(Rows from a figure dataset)

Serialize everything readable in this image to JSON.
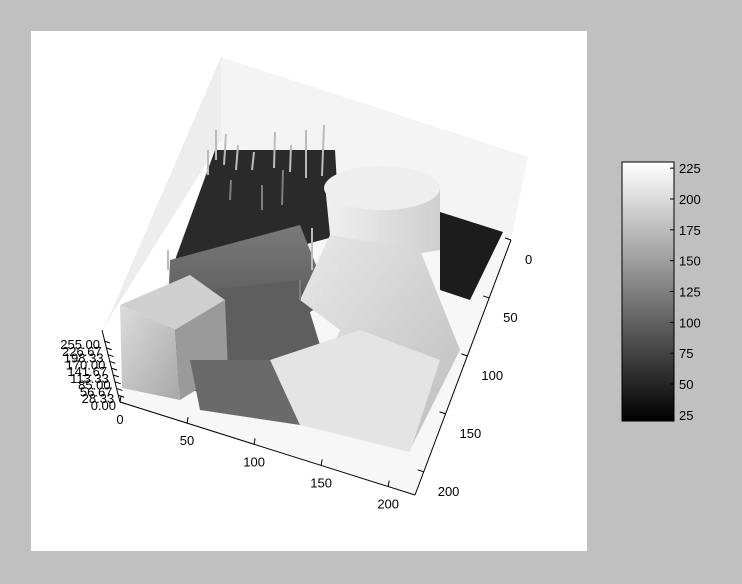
{
  "chart_data": {
    "type": "surface-3d",
    "title": "",
    "xlabel": "",
    "ylabel": "",
    "zlabel": "",
    "colormap": "gray",
    "x_ticks": [
      "0",
      "50",
      "100",
      "150",
      "200"
    ],
    "y_ticks": [
      "0",
      "50",
      "100",
      "150",
      "200"
    ],
    "z_ticks": [
      "0.00",
      "28.33",
      "56.67",
      "85.00",
      "113.33",
      "141.67",
      "170.00",
      "198.33",
      "226.67",
      "255.00"
    ],
    "x_range": [
      0,
      220
    ],
    "y_range": [
      0,
      220
    ],
    "z_range": [
      0,
      255
    ],
    "colorbar": {
      "ticks": [
        "25",
        "50",
        "75",
        "100",
        "125",
        "150",
        "175",
        "200",
        "225"
      ],
      "range": [
        20,
        230
      ]
    },
    "colors": {
      "figure_background": "#c0c0c0",
      "axes_background": "#ffffff",
      "pane": "#f2f2f2"
    }
  }
}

SET TASK => Each entry shown above must be quoted exactly, with its pictures left out.

ANSWER FOR THIS EXERCISE =>
Serialize everything readable in this image to JSON.
{
  "chart_data": {
    "type": "surface-3d",
    "title": "",
    "xlabel": "",
    "ylabel": "",
    "zlabel": "",
    "colormap": "gray",
    "x_ticks": [
      "0",
      "50",
      "100",
      "150",
      "200"
    ],
    "y_ticks": [
      "0",
      "50",
      "100",
      "150",
      "200"
    ],
    "z_ticks": [
      "0.00",
      "28.33",
      "56.67",
      "85.00",
      "113.33",
      "141.67",
      "170.00",
      "198.33",
      "226.67",
      "255.00"
    ],
    "x_range": [
      0,
      220
    ],
    "y_range": [
      0,
      220
    ],
    "z_range": [
      0,
      255
    ],
    "colorbar": {
      "ticks": [
        "25",
        "50",
        "75",
        "100",
        "125",
        "150",
        "175",
        "200",
        "225"
      ],
      "range": [
        20,
        230
      ]
    },
    "colors": {
      "figure_background": "#c0c0c0",
      "axes_background": "#ffffff",
      "pane": "#f2f2f2"
    }
  }
}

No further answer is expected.